[Begin SOURCE RECORDS]

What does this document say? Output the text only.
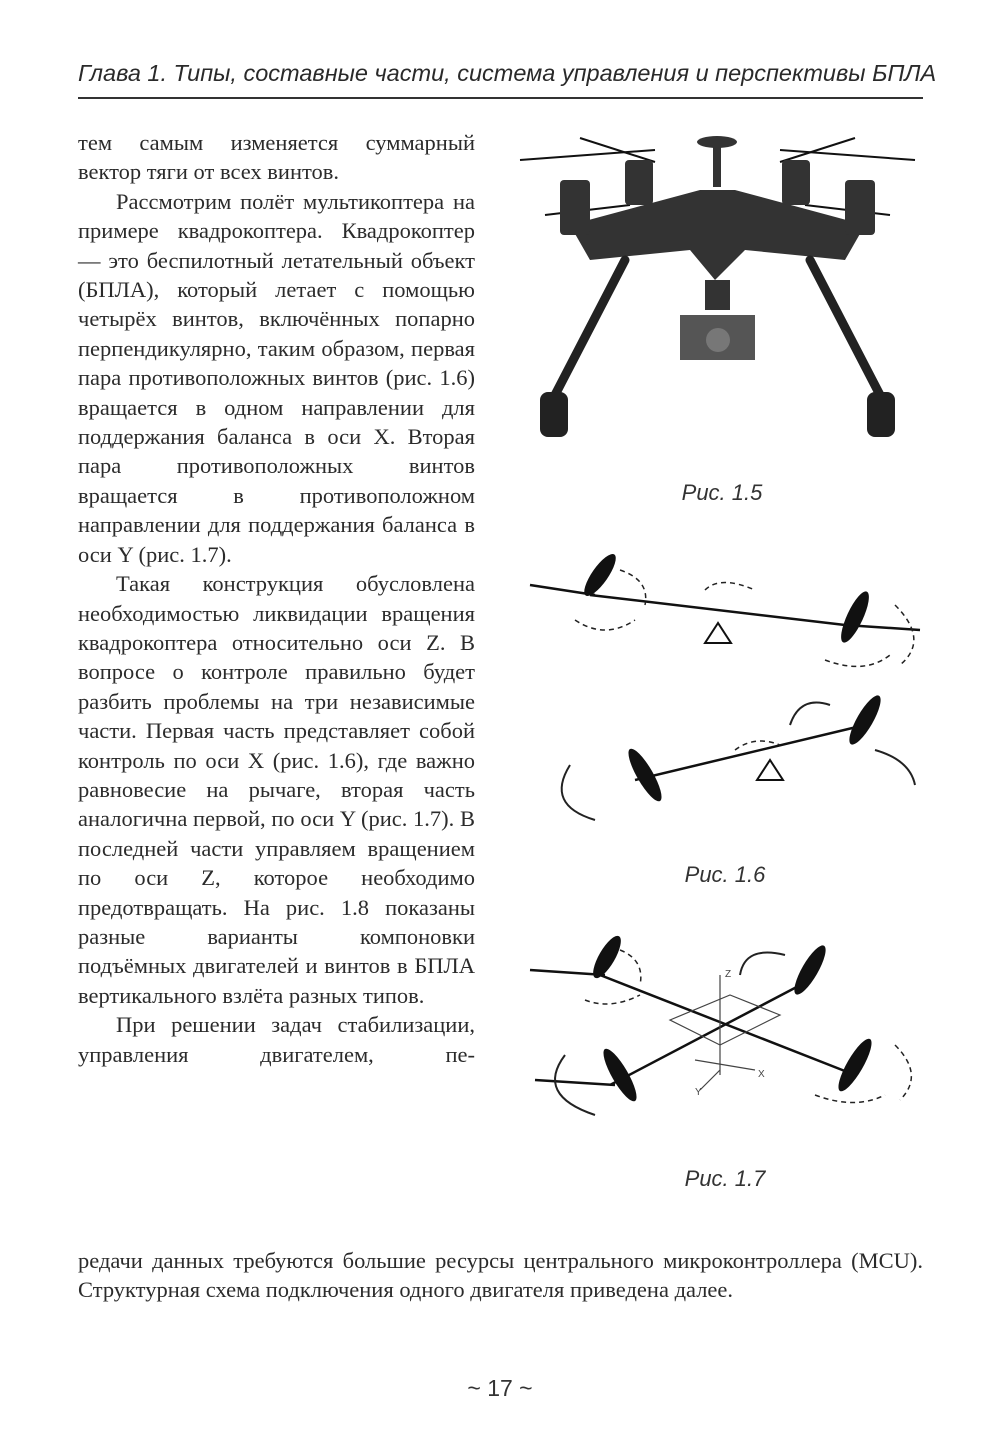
Глава 1. Типы, составные части, система управления и перспективы БПЛА

тем самым изменяется суммарный вектор тяги от всех винтов.

Рассмотрим полёт мультикоптера на примере квадрокоптера. Квадрокоптер — это беспилотный летательный объект (БПЛА), который летает с помощью четырёх винтов, включённых попарно перпендикулярно, таким образом, первая пара противоположных винтов (рис. 1.6) вращается в одном направлении для поддержания баланса в оси X. Вторая пара противоположных винтов вращается в противоположном направлении для поддержания баланса в оси Y (рис. 1.7).

Такая конструкция обусловлена необходимостью ликвидации вращения квадрокоптера относительно оси Z. В вопросе о контроле правильно будет разбить проблемы на три независимые части. Первая часть представляет собой контроль по оси X (рис. 1.6), где важно равновесие на рычаге, вторая часть аналогична первой, по оси Y (рис. 1.7). В последней части управляем вращением по оси Z, которое необходимо предотвращать. На рис. 1.8 показаны разные варианты компоновки подъёмных двигателей и винтов в БПЛА вертикального взлёта разных типов.

При решении задач стабилизации, управления двигателем, пе-

редачи данных требуются большие ресурсы центрального микроконтроллера (MCU). Структурная схема подключения одного двигателя приведена далее.
Рис. 1.5
Рис. 1.6
Z
X
Y
Рис. 1.7
~ 17 ~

[End SOURCE RECORDS]

WHAT TO DO: Copy the data exactly. Any picture it contains is to be omitted.

ANSWER TO THIS EXERCISE:
What does this document say? Output the text only.
Глава 1. Типы, составные части, система управления и перспективы БПЛА

тем самым изменяется суммарный вектор тяги от всех винтов.

Рассмотрим полёт мультикоптера на примере квадрокоптера. Квадрокоптер — это беспилотный летательный объект (БПЛА), который летает с помощью четырёх винтов, включённых попарно перпендикулярно, таким образом, первая пара противоположных винтов (рис. 1.6) вращается в одном направлении для поддержания баланса в оси X. Вторая пара противоположных винтов вращается в противоположном направлении для поддержания баланса в оси Y (рис. 1.7).

Такая конструкция обусловлена необходимостью ликвидации вращения квадрокоптера относительно оси Z. В вопросе о контроле правильно будет разбить проблемы на три независимые части. Первая часть представляет собой контроль по оси X (рис. 1.6), где важно равновесие на рычаге, вторая часть аналогична первой, по оси Y (рис. 1.7). В последней части управляем вращением по оси Z, которое необходимо предотвращать. На рис. 1.8 показаны разные варианты компоновки подъёмных двигателей и винтов в БПЛА вертикального взлёта разных типов.

При решении задач стабилизации, управления двигателем, пе-

редачи данных требуются большие ресурсы центрального микроконтроллера (MCU). Структурная схема подключения одного двигателя приведена далее.
Рис. 1.5
Рис. 1.6
Z
X
Y
Рис. 1.7
~ 17 ~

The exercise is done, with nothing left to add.